» **Stated problem**: Will you write out all the entries below exactly?

Saved entries
────
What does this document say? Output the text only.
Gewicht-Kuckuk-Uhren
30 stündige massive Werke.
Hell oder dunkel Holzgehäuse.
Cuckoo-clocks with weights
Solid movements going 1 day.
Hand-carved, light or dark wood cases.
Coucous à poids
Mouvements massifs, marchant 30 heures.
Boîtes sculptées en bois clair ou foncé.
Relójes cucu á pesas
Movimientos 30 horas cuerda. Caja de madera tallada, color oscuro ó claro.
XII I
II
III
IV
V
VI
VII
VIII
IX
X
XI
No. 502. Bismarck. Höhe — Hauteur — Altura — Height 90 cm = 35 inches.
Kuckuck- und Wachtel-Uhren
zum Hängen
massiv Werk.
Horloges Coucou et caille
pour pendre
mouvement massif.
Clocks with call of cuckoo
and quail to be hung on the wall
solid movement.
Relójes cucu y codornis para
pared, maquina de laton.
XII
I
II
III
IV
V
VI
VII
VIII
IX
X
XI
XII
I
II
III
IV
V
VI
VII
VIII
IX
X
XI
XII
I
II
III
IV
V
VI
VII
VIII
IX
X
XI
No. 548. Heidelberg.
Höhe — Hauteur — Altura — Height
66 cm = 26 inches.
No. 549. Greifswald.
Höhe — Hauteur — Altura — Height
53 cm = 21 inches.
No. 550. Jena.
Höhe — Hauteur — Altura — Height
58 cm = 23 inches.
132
────
» **Exercise solution**:
What does this document say? Output the text only.
Gewicht-Kuckuk-Uhren
30 stündige massive Werke.
Hell oder dunkel Holzgehäuse.
Cuckoo-clocks with weights
Solid movements going 1 day.
Hand-carved, light or dark wood cases.
Coucous à poids
Mouvements massifs, marchant 30 heures.
Boîtes sculptées en bois clair ou foncé.
Relójes cucu á pesas
Movimientos 30 horas cuerda. Caja de madera tallada, color oscuro ó claro.
XII I
II
III
IV
V
VI
VII
VIII
IX
X
XI
No. 502. Bismarck. Höhe — Hauteur — Altura — Height 90 cm = 35 inches.
Kuckuck- und Wachtel-Uhren
zum Hängen
massiv Werk.
Horloges Coucou et caille
pour pendre
mouvement massif.
Clocks with call of cuckoo
and quail to be hung on the wall
solid movement.
Relójes cucu y codornis para
pared, maquina de laton.
XII
I
II
III
IV
V
VI
VII
VIII
IX
X
XI
XII
I
II
III
IV
V
VI
VII
VIII
IX
X
XI
XII
I
II
III
IV
V
VI
VII
VIII
IX
X
XI
No. 548. Heidelberg.
Höhe — Hauteur — Altura — Height
66 cm = 26 inches.
No. 549. Greifswald.
Höhe — Hauteur — Altura — Height
53 cm = 21 inches.
No. 550. Jena.
Höhe — Hauteur — Altura — Height
58 cm = 23 inches.
132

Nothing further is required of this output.